* **Short problem**:
For the material that follows, list every line containing the word "location".

[begin Material]

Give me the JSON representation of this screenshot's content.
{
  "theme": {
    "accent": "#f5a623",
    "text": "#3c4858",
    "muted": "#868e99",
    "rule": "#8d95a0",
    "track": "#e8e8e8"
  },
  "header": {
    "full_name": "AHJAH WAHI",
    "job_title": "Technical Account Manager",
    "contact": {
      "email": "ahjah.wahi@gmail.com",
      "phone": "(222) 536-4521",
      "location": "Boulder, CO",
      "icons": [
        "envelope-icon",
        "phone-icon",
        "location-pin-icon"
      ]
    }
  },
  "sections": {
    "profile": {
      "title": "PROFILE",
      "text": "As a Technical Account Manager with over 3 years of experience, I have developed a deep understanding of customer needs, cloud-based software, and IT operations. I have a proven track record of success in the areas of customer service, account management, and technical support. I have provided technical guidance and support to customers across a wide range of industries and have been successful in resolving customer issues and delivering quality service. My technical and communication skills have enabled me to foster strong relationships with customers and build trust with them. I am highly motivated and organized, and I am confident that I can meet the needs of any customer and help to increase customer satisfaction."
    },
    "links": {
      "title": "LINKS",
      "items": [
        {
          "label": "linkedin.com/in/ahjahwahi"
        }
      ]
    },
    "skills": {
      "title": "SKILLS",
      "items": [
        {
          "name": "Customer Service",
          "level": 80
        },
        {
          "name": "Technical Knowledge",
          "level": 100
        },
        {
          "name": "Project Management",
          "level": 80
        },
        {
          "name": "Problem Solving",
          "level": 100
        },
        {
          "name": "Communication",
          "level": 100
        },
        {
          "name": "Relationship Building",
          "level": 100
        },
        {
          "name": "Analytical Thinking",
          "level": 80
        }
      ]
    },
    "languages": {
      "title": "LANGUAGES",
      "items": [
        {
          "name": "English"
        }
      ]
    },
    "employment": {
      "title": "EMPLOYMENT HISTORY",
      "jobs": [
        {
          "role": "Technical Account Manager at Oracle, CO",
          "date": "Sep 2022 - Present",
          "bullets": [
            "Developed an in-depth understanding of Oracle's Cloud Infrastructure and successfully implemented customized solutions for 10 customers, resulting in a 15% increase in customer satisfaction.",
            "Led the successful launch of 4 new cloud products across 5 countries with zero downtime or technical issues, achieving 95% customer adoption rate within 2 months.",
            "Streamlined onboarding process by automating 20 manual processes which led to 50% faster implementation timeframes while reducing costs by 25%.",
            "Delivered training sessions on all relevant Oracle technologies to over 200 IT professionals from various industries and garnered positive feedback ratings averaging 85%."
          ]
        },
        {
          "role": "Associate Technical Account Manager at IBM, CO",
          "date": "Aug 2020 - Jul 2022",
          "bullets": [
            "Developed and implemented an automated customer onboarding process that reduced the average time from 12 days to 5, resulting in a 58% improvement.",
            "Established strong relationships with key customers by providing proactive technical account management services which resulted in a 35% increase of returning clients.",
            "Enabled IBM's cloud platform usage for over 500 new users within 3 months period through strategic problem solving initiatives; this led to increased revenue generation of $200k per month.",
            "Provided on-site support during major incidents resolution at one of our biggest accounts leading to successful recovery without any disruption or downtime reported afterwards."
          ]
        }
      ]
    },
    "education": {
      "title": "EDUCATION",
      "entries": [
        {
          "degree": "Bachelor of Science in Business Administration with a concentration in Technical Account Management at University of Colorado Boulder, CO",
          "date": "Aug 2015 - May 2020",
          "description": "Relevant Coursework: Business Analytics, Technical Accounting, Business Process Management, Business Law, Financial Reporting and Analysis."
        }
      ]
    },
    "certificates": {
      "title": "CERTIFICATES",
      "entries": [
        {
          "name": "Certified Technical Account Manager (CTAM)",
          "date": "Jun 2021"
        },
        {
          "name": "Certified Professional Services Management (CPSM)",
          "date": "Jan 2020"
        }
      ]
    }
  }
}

[end Material]

* **Output of the exercise**:
      "location": "Boulder, CO",
        "location-pin-icon"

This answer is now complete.